Would you pull out every line of the material that contains the string "JSON"?
# START OF DATA RECORDS
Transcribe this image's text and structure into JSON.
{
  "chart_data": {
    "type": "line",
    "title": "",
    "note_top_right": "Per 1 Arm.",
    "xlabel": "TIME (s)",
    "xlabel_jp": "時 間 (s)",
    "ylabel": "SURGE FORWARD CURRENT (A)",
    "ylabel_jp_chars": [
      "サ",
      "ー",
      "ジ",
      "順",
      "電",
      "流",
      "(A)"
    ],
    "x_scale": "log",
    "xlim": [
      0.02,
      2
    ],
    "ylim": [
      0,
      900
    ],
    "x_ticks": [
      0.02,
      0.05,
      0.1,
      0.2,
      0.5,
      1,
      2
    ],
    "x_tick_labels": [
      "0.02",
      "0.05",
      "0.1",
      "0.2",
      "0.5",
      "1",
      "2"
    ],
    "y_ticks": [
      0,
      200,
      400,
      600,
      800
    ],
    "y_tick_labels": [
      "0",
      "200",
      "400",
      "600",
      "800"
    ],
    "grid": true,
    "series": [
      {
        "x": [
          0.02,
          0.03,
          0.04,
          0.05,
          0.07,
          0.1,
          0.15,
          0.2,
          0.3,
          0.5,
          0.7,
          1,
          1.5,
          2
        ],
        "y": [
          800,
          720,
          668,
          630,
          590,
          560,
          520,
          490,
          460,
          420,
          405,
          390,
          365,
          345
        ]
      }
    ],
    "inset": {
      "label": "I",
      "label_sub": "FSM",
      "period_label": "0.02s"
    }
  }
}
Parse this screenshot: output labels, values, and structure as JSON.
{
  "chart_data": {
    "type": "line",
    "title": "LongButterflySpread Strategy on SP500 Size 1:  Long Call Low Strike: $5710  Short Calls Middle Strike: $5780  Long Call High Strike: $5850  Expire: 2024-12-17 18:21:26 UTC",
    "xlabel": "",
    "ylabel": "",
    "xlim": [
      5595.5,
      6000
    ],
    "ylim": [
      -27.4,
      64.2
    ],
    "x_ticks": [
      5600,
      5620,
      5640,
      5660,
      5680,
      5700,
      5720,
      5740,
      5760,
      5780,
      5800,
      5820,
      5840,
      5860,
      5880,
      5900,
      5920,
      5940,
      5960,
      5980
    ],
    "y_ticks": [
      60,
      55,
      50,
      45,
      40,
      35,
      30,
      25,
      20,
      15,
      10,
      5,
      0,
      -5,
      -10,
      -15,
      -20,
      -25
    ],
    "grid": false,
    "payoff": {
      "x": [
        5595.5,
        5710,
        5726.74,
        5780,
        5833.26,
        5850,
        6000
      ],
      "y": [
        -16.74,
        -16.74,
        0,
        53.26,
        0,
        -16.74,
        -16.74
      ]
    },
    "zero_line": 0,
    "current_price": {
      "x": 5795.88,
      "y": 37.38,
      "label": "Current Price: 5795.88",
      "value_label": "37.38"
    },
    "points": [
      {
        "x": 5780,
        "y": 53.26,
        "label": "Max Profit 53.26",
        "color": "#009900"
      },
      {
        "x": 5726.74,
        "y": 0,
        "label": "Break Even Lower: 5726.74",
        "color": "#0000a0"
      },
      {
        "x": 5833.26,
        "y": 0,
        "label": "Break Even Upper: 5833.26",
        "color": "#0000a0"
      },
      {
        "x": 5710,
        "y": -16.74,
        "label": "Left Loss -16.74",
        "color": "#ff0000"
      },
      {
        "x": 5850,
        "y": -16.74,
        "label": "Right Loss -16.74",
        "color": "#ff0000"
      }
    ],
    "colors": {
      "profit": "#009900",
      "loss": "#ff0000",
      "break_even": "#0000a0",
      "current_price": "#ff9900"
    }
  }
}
# END OF DATA RECORDS
(REPLY TO THE TASK):
Transcribe this image's text and structure into JSON.
Parse this screenshot: output labels, values, and structure as JSON.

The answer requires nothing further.